What is the number of lines containing the word "name"? Please answer with that number and nothing more.
◆ ◆ ◆ ◆ ◆ ◆ ◆
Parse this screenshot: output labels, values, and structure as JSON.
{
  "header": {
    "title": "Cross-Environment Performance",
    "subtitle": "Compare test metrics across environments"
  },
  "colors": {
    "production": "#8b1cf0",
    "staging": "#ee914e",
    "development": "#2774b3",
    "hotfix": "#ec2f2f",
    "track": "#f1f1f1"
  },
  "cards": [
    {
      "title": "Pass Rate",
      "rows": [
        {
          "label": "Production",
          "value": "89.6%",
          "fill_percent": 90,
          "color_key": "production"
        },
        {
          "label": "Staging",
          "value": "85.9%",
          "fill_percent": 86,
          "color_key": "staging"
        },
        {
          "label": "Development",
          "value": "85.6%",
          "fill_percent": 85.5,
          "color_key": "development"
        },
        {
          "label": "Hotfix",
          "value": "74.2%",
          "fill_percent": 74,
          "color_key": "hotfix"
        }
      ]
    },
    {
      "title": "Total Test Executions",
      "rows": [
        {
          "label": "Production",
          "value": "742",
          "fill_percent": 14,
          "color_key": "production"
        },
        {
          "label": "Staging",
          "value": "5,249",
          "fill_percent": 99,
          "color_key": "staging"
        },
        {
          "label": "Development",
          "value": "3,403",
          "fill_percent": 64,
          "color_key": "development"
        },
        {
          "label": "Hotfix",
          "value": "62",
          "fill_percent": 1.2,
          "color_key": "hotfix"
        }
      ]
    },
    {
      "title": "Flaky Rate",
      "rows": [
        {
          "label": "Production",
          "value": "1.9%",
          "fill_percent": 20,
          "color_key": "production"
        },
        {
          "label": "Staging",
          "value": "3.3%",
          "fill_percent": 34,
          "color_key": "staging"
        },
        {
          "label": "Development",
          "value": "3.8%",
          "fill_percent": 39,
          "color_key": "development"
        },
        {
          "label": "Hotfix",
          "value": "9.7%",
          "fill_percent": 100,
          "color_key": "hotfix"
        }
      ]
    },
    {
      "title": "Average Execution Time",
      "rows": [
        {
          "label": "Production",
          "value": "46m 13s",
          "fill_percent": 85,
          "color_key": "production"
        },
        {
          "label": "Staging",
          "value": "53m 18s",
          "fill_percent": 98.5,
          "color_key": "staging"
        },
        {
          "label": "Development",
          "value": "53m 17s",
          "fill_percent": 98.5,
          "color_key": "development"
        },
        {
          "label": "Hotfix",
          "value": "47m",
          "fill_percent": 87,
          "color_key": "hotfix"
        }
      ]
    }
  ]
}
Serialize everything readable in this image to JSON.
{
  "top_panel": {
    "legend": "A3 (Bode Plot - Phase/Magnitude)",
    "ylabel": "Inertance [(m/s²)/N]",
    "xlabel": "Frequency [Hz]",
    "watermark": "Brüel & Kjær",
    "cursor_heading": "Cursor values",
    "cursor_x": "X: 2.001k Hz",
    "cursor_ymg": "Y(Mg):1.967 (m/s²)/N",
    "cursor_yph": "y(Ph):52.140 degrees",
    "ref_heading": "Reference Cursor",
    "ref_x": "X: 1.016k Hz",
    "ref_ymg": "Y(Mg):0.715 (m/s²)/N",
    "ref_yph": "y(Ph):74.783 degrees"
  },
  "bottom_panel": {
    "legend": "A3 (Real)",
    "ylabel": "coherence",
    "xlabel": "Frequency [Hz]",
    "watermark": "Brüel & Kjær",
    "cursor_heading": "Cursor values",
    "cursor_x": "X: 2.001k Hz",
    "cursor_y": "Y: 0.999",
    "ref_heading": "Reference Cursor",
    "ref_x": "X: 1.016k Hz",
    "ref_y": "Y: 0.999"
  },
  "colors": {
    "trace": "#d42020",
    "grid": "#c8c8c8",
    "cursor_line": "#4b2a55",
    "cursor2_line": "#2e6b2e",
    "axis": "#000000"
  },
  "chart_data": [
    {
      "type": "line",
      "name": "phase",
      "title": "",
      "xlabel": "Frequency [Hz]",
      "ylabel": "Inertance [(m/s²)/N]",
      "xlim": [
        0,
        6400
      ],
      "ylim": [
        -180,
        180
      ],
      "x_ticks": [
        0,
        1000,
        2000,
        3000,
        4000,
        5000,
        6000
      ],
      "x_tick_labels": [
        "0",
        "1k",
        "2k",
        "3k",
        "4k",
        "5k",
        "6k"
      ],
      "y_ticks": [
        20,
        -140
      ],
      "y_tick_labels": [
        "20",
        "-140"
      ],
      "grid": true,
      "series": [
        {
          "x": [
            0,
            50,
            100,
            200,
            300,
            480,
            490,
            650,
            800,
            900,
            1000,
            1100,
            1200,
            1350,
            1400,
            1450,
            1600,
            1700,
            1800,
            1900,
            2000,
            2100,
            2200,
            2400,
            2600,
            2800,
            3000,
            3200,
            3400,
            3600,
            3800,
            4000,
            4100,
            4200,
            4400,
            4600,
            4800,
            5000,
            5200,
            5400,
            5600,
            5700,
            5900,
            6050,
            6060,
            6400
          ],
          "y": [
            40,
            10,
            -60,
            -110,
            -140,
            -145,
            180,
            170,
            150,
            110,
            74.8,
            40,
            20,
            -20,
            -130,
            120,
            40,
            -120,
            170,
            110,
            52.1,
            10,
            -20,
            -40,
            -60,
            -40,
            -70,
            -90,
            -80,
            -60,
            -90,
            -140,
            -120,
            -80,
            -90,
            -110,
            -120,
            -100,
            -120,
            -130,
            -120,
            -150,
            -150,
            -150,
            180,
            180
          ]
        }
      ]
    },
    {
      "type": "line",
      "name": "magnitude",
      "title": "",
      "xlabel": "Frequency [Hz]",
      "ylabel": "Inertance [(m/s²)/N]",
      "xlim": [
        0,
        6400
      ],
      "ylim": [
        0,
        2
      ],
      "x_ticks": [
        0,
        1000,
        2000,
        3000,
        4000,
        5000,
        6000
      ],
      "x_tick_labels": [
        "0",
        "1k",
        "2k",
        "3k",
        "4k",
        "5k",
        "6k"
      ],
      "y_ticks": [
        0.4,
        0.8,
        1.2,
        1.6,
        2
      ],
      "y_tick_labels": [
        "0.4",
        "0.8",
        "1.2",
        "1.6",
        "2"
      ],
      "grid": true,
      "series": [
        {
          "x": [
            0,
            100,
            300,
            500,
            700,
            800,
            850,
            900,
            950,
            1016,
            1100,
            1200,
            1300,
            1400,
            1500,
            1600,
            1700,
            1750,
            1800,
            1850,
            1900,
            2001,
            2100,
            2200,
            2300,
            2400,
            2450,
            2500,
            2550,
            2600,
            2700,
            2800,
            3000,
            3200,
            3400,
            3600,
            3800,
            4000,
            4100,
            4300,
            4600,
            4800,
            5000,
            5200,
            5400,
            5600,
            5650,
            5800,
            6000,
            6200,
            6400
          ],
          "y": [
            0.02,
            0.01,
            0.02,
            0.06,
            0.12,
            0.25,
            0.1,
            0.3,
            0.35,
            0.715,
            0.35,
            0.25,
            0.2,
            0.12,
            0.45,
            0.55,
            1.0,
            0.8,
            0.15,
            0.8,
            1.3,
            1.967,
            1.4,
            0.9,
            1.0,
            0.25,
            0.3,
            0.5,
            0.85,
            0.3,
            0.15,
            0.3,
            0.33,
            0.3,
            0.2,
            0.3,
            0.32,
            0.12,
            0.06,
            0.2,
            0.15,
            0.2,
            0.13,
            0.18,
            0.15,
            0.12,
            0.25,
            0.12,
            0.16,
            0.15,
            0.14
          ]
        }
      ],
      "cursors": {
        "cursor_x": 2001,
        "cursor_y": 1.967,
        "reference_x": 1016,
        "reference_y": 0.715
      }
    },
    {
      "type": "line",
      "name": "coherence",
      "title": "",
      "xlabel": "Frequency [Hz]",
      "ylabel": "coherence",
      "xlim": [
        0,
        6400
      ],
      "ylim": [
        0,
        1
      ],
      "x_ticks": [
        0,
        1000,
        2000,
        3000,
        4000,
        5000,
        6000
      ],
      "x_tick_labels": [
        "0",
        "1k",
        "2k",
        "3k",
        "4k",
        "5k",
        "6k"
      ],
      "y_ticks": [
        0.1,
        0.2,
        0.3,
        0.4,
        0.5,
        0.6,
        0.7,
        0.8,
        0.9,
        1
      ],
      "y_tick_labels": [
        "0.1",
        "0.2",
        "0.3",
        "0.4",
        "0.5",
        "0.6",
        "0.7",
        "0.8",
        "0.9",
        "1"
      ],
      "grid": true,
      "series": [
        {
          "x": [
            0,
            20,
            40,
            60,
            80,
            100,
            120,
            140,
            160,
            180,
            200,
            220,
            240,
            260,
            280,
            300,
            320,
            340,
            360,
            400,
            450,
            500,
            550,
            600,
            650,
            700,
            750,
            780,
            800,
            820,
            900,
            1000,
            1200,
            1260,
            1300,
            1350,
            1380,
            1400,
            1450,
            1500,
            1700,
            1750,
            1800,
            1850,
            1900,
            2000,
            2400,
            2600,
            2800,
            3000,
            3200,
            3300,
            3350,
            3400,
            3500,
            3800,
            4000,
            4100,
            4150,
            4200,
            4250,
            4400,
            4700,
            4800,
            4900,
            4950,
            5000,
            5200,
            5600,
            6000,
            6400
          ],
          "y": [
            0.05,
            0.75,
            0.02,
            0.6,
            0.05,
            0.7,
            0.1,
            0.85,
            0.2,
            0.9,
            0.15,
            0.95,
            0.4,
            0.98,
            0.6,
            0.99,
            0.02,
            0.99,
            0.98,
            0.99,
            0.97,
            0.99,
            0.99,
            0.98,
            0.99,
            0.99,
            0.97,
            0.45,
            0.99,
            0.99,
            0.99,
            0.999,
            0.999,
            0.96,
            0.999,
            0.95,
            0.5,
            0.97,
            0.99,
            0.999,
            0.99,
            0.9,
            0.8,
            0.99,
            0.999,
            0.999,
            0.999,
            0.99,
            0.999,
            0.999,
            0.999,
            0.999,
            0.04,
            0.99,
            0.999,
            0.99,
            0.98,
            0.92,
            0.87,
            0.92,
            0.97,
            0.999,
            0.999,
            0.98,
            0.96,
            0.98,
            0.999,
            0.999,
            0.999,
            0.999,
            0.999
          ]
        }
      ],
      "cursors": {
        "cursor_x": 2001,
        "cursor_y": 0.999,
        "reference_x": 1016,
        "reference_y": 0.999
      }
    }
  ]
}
◆ ◆ ◆ ◆ ◆ ◆ ◆
**Worked answer:** 3